**Task prompt**.
Gather each line containing the string "انظر" from these entries.

**Provided material**.
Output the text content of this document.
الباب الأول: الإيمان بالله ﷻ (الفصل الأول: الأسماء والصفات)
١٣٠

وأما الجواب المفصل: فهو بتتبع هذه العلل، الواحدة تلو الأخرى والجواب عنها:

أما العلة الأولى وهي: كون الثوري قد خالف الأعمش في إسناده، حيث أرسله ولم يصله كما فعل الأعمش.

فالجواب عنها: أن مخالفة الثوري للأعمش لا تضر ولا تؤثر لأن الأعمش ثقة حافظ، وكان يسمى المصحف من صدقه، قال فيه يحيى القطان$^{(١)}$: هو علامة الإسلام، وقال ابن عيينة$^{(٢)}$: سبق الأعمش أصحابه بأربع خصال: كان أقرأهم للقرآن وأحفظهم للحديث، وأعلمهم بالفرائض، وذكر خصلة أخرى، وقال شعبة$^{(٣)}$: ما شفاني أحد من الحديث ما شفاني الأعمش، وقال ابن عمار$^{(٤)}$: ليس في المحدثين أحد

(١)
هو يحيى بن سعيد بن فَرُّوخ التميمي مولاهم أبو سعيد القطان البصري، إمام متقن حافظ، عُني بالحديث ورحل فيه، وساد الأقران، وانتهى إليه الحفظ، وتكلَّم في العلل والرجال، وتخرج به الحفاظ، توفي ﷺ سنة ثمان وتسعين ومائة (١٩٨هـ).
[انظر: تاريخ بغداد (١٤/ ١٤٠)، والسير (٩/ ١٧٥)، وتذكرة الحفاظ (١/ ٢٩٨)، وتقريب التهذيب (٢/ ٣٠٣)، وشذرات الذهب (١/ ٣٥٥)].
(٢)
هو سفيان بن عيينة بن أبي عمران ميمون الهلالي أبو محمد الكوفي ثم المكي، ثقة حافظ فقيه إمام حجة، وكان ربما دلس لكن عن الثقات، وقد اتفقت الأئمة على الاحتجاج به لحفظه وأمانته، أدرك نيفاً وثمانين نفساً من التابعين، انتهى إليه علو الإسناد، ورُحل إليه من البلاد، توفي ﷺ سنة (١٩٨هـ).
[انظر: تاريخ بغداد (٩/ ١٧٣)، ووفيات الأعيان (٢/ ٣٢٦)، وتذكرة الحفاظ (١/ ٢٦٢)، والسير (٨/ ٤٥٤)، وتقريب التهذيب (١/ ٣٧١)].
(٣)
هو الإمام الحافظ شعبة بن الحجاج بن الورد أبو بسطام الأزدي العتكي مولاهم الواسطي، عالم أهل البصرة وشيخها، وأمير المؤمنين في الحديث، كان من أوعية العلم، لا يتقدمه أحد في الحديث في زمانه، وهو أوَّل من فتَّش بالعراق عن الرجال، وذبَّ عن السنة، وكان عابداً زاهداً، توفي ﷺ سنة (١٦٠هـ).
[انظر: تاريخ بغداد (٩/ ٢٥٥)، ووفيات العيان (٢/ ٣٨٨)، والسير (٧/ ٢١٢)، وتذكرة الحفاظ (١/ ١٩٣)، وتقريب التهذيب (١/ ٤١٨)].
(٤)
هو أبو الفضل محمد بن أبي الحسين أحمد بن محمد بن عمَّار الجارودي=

...

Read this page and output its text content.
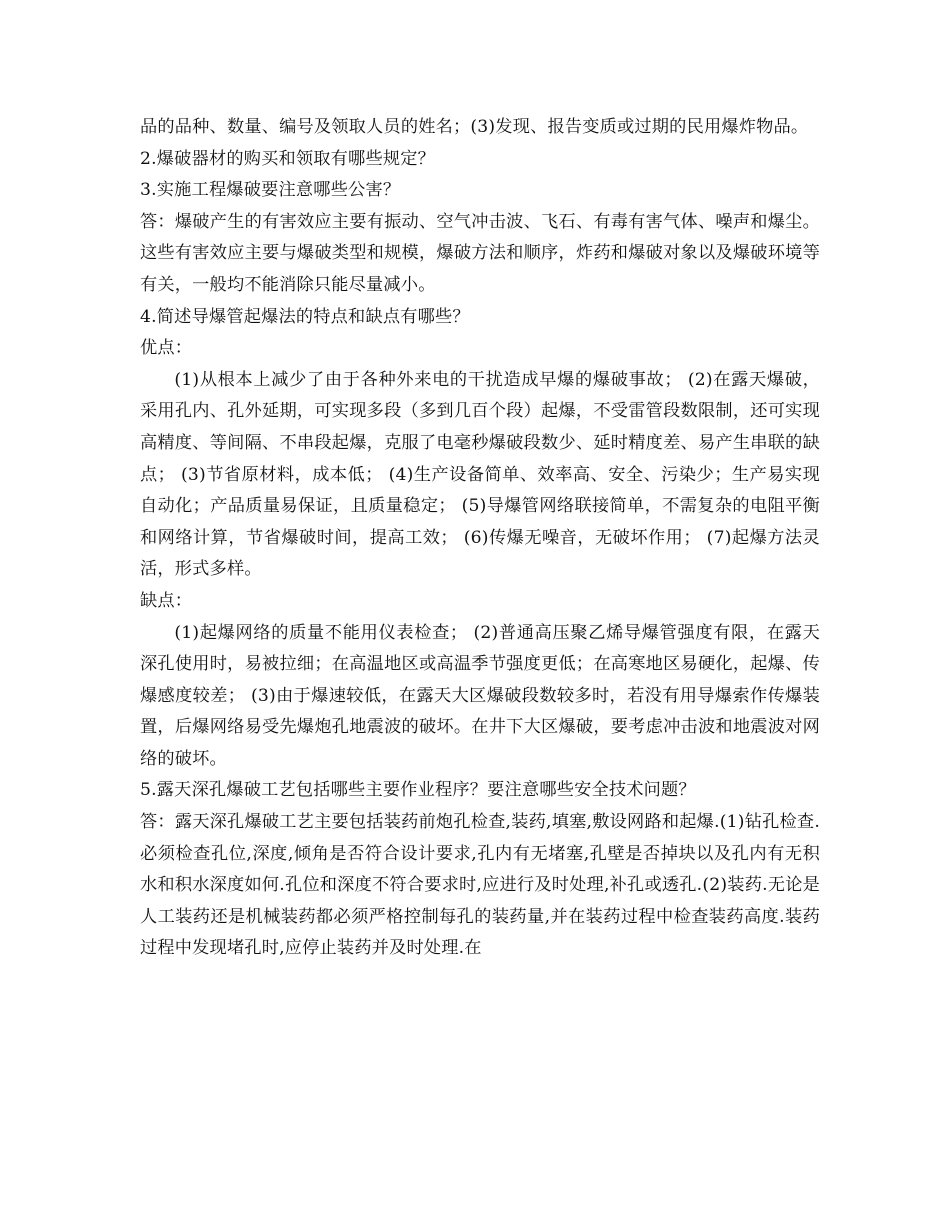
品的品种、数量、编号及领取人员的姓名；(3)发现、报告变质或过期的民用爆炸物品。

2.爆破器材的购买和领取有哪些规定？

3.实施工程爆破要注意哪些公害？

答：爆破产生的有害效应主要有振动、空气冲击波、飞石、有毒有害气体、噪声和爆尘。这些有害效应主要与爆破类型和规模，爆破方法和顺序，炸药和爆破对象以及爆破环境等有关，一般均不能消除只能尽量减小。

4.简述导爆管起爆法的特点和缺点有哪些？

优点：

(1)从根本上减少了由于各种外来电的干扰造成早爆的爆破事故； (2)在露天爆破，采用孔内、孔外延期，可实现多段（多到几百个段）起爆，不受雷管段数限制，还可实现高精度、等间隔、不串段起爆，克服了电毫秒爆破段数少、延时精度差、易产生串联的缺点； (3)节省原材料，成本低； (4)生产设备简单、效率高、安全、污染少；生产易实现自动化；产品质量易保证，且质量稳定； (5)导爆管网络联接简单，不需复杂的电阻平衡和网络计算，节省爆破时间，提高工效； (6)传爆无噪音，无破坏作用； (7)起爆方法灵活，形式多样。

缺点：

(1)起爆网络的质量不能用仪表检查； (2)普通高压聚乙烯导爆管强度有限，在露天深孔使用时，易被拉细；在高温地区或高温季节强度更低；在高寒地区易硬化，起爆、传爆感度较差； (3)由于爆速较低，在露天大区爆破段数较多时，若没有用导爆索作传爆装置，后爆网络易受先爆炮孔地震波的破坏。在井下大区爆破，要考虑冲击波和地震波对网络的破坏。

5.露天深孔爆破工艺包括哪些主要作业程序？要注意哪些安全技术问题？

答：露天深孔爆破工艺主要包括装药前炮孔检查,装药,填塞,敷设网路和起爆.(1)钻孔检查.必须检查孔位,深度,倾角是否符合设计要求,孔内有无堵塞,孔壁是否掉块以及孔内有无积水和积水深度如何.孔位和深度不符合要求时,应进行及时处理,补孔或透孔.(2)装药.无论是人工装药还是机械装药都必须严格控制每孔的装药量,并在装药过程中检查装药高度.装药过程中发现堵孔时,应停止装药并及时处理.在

**Task response**.
[انظر: تاريخ بغداد (١٤/ ١٤٠)، والسير (٩/ ١٧٥)، وتذكرة الحفاظ (١/ ٢٩٨)، وتقريب التهذيب (٢/ ٣٠٣)، وشذرات الذهب (١/ ٣٥٥)].
[انظر: تاريخ بغداد (٩/ ١٧٣)، ووفيات الأعيان (٢/ ٣٢٦)، وتذكرة الحفاظ (١/ ٢٦٢)، والسير (٨/ ٤٥٤)، وتقريب التهذيب (١/ ٣٧١)].
[انظر: تاريخ بغداد (٩/ ٢٥٥)، ووفيات العيان (٢/ ٣٨٨)، والسير (٧/ ٢١٢)، وتذكرة الحفاظ (١/ ١٩٣)، وتقريب التهذيب (١/ ٤١٨)].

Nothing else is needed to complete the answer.